What you should do: Could you extract every entry below and reproduce it exactly?

Exercise inputs:
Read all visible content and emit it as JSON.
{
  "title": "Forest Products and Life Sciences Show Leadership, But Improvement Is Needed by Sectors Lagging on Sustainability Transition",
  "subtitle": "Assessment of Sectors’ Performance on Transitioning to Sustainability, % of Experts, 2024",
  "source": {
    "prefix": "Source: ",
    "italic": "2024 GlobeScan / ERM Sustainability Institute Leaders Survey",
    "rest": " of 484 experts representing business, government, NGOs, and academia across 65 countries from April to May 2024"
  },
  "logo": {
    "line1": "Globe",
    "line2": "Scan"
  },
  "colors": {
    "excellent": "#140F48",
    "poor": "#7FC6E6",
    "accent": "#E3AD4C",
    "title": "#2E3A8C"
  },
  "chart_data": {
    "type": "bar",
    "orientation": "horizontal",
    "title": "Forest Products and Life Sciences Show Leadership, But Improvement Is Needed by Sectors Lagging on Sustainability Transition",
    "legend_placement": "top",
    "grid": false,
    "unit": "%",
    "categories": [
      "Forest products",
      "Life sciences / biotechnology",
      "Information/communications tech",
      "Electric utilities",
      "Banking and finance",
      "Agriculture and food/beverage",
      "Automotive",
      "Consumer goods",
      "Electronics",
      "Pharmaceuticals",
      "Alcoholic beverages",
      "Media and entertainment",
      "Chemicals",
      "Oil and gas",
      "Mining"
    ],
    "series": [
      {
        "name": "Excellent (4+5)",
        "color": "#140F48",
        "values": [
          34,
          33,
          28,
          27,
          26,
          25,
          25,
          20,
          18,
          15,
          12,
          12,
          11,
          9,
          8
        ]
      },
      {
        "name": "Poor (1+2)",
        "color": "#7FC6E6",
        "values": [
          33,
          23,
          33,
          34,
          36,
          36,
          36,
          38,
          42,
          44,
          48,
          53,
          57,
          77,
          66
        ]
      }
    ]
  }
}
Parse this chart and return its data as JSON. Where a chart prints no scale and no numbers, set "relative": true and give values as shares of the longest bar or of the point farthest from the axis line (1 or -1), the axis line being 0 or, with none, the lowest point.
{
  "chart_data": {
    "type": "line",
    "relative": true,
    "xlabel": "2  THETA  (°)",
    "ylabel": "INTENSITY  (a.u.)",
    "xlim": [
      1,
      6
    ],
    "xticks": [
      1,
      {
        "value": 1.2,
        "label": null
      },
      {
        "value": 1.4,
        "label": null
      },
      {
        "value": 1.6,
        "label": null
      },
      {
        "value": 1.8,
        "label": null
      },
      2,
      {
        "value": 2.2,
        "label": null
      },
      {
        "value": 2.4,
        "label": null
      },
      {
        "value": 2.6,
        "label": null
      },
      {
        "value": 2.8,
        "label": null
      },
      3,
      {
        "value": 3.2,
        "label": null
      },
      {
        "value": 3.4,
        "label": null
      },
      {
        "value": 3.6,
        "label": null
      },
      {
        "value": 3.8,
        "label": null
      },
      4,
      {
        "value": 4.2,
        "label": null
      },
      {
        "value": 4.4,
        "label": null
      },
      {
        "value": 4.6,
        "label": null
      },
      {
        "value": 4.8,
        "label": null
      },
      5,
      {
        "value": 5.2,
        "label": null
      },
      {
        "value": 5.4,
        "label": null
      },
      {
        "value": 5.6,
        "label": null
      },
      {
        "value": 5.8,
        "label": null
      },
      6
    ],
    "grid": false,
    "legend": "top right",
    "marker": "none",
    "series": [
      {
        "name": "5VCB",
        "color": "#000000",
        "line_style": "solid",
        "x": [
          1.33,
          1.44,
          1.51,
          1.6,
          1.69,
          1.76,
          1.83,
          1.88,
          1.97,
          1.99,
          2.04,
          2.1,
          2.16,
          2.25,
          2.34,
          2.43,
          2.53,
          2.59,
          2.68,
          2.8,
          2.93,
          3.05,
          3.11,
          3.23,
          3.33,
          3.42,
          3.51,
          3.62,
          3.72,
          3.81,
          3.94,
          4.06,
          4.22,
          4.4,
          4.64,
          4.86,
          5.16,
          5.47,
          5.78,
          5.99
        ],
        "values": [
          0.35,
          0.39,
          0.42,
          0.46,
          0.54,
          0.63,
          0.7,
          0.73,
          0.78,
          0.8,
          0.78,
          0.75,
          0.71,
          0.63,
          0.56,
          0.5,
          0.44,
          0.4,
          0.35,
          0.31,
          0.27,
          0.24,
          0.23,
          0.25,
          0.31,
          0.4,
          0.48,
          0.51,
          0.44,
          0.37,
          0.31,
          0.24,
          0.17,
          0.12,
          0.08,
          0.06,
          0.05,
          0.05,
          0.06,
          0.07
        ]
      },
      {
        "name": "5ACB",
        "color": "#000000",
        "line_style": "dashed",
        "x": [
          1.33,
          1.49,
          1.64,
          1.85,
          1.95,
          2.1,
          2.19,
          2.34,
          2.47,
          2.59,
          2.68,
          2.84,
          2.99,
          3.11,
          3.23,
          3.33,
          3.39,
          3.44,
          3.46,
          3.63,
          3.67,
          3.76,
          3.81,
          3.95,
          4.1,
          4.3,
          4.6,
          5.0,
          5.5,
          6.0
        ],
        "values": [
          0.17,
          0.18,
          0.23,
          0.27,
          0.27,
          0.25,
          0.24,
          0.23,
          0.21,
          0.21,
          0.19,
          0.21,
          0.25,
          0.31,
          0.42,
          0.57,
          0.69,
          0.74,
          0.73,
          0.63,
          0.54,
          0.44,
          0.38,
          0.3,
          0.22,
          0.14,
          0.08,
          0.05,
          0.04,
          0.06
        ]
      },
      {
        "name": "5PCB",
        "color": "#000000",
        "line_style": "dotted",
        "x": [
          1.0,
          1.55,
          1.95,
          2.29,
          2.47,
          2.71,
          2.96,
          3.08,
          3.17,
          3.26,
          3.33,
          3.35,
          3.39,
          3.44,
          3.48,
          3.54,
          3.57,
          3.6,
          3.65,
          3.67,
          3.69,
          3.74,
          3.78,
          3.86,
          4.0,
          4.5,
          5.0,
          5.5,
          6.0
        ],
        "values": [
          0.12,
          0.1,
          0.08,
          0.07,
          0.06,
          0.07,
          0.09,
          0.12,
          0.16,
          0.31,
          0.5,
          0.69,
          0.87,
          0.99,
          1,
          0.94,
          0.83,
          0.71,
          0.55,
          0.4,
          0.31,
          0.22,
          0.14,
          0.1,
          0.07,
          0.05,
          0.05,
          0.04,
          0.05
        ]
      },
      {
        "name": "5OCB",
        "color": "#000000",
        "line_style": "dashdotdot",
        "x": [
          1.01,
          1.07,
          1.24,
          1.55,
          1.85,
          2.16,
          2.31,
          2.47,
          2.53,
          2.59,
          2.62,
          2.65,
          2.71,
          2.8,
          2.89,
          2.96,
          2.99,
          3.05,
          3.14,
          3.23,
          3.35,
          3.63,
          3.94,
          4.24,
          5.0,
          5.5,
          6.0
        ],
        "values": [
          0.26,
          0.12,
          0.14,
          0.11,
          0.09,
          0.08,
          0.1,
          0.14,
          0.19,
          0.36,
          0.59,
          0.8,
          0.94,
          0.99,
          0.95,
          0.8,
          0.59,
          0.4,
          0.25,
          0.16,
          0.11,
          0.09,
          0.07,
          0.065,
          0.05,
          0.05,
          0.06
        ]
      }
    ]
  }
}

Output of the task:
Read all visible content and emit it as JSON.
{
  "title": "Forest Products and Life Sciences Show Leadership, But Improvement Is Needed by Sectors Lagging on Sustainability Transition",
  "subtitle": "Assessment of Sectors’ Performance on Transitioning to Sustainability, % of Experts, 2024",
  "source": {
    "prefix": "Source: ",
    "italic": "2024 GlobeScan / ERM Sustainability Institute Leaders Survey",
    "rest": " of 484 experts representing business, government, NGOs, and academia across 65 countries from April to May 2024"
  },
  "logo": {
    "line1": "Globe",
    "line2": "Scan"
  },
  "colors": {
    "excellent": "#140F48",
    "poor": "#7FC6E6",
    "accent": "#E3AD4C",
    "title": "#2E3A8C"
  },
  "chart_data": {
    "type": "bar",
    "orientation": "horizontal",
    "title": "Forest Products and Life Sciences Show Leadership, But Improvement Is Needed by Sectors Lagging on Sustainability Transition",
    "legend_placement": "top",
    "grid": false,
    "unit": "%",
    "categories": [
      "Forest products",
      "Life sciences / biotechnology",
      "Information/communications tech",
      "Electric utilities",
      "Banking and finance",
      "Agriculture and food/beverage",
      "Automotive",
      "Consumer goods",
      "Electronics",
      "Pharmaceuticals",
      "Alcoholic beverages",
      "Media and entertainment",
      "Chemicals",
      "Oil and gas",
      "Mining"
    ],
    "series": [
      {
        "name": "Excellent (4+5)",
        "color": "#140F48",
        "values": [
          34,
          33,
          28,
          27,
          26,
          25,
          25,
          20,
          18,
          15,
          12,
          12,
          11,
          9,
          8
        ]
      },
      {
        "name": "Poor (1+2)",
        "color": "#7FC6E6",
        "values": [
          33,
          23,
          33,
          34,
          36,
          36,
          36,
          38,
          42,
          44,
          48,
          53,
          57,
          77,
          66
        ]
      }
    ]
  }
}
Parse this chart and return its data as JSON. Where a chart prints no scale and no numbers, set "relative": true and give values as shares of the longest bar or of the point farthest from the axis line (1 or -1), the axis line being 0 or, with none, the lowest point.
{
  "chart_data": {
    "type": "line",
    "relative": true,
    "xlabel": "2  THETA  (°)",
    "ylabel": "INTENSITY  (a.u.)",
    "xlim": [
      1,
      6
    ],
    "xticks": [
      1,
      {
        "value": 1.2,
        "label": null
      },
      {
        "value": 1.4,
        "label": null
      },
      {
        "value": 1.6,
        "label": null
      },
      {
        "value": 1.8,
        "label": null
      },
      2,
      {
        "value": 2.2,
        "label": null
      },
      {
        "value": 2.4,
        "label": null
      },
      {
        "value": 2.6,
        "label": null
      },
      {
        "value": 2.8,
        "label": null
      },
      3,
      {
        "value": 3.2,
        "label": null
      },
      {
        "value": 3.4,
        "label": null
      },
      {
        "value": 3.6,
        "label": null
      },
      {
        "value": 3.8,
        "label": null
      },
      4,
      {
        "value": 4.2,
        "label": null
      },
      {
        "value": 4.4,
        "label": null
      },
      {
        "value": 4.6,
        "label": null
      },
      {
        "value": 4.8,
        "label": null
      },
      5,
      {
        "value": 5.2,
        "label": null
      },
      {
        "value": 5.4,
        "label": null
      },
      {
        "value": 5.6,
        "label": null
      },
      {
        "value": 5.8,
        "label": null
      },
      6
    ],
    "grid": false,
    "legend": "top right",
    "marker": "none",
    "series": [
      {
        "name": "5VCB",
        "color": "#000000",
        "line_style": "solid",
        "x": [
          1.33,
          1.44,
          1.51,
          1.6,
          1.69,
          1.76,
          1.83,
          1.88,
          1.97,
          1.99,
          2.04,
          2.1,
          2.16,
          2.25,
          2.34,
          2.43,
          2.53,
          2.59,
          2.68,
          2.8,
          2.93,
          3.05,
          3.11,
          3.23,
          3.33,
          3.42,
          3.51,
          3.62,
          3.72,
          3.81,
          3.94,
          4.06,
          4.22,
          4.4,
          4.64,
          4.86,
          5.16,
          5.47,
          5.78,
          5.99
        ],
        "values": [
          0.35,
          0.39,
          0.42,
          0.46,
          0.54,
          0.63,
          0.7,
          0.73,
          0.78,
          0.8,
          0.78,
          0.75,
          0.71,
          0.63,
          0.56,
          0.5,
          0.44,
          0.4,
          0.35,
          0.31,
          0.27,
          0.24,
          0.23,
          0.25,
          0.31,
          0.4,
          0.48,
          0.51,
          0.44,
          0.37,
          0.31,
          0.24,
          0.17,
          0.12,
          0.08,
          0.06,
          0.05,
          0.05,
          0.06,
          0.07
        ]
      },
      {
        "name": "5ACB",
        "color": "#000000",
        "line_style": "dashed",
        "x": [
          1.33,
          1.49,
          1.64,
          1.85,
          1.95,
          2.1,
          2.19,
          2.34,
          2.47,
          2.59,
          2.68,
          2.84,
          2.99,
          3.11,
          3.23,
          3.33,
          3.39,
          3.44,
          3.46,
          3.63,
          3.67,
          3.76,
          3.81,
          3.95,
          4.1,
          4.3,
          4.6,
          5.0,
          5.5,
          6.0
        ],
        "values": [
          0.17,
          0.18,
          0.23,
          0.27,
          0.27,
          0.25,
          0.24,
          0.23,
          0.21,
          0.21,
          0.19,
          0.21,
          0.25,
          0.31,
          0.42,
          0.57,
          0.69,
          0.74,
          0.73,
          0.63,
          0.54,
          0.44,
          0.38,
          0.3,
          0.22,
          0.14,
          0.08,
          0.05,
          0.04,
          0.06
        ]
      },
      {
        "name": "5PCB",
        "color": "#000000",
        "line_style": "dotted",
        "x": [
          1.0,
          1.55,
          1.95,
          2.29,
          2.47,
          2.71,
          2.96,
          3.08,
          3.17,
          3.26,
          3.33,
          3.35,
          3.39,
          3.44,
          3.48,
          3.54,
          3.57,
          3.6,
          3.65,
          3.67,
          3.69,
          3.74,
          3.78,
          3.86,
          4.0,
          4.5,
          5.0,
          5.5,
          6.0
        ],
        "values": [
          0.12,
          0.1,
          0.08,
          0.07,
          0.06,
          0.07,
          0.09,
          0.12,
          0.16,
          0.31,
          0.5,
          0.69,
          0.87,
          0.99,
          1,
          0.94,
          0.83,
          0.71,
          0.55,
          0.4,
          0.31,
          0.22,
          0.14,
          0.1,
          0.07,
          0.05,
          0.05,
          0.04,
          0.05
        ]
      },
      {
        "name": "5OCB",
        "color": "#000000",
        "line_style": "dashdotdot",
        "x": [
          1.01,
          1.07,
          1.24,
          1.55,
          1.85,
          2.16,
          2.31,
          2.47,
          2.53,
          2.59,
          2.62,
          2.65,
          2.71,
          2.8,
          2.89,
          2.96,
          2.99,
          3.05,
          3.14,
          3.23,
          3.35,
          3.63,
          3.94,
          4.24,
          5.0,
          5.5,
          6.0
        ],
        "values": [
          0.26,
          0.12,
          0.14,
          0.11,
          0.09,
          0.08,
          0.1,
          0.14,
          0.19,
          0.36,
          0.59,
          0.8,
          0.94,
          0.99,
          0.95,
          0.8,
          0.59,
          0.4,
          0.25,
          0.16,
          0.11,
          0.09,
          0.07,
          0.065,
          0.05,
          0.05,
          0.06
        ]
      }
    ]
  }
}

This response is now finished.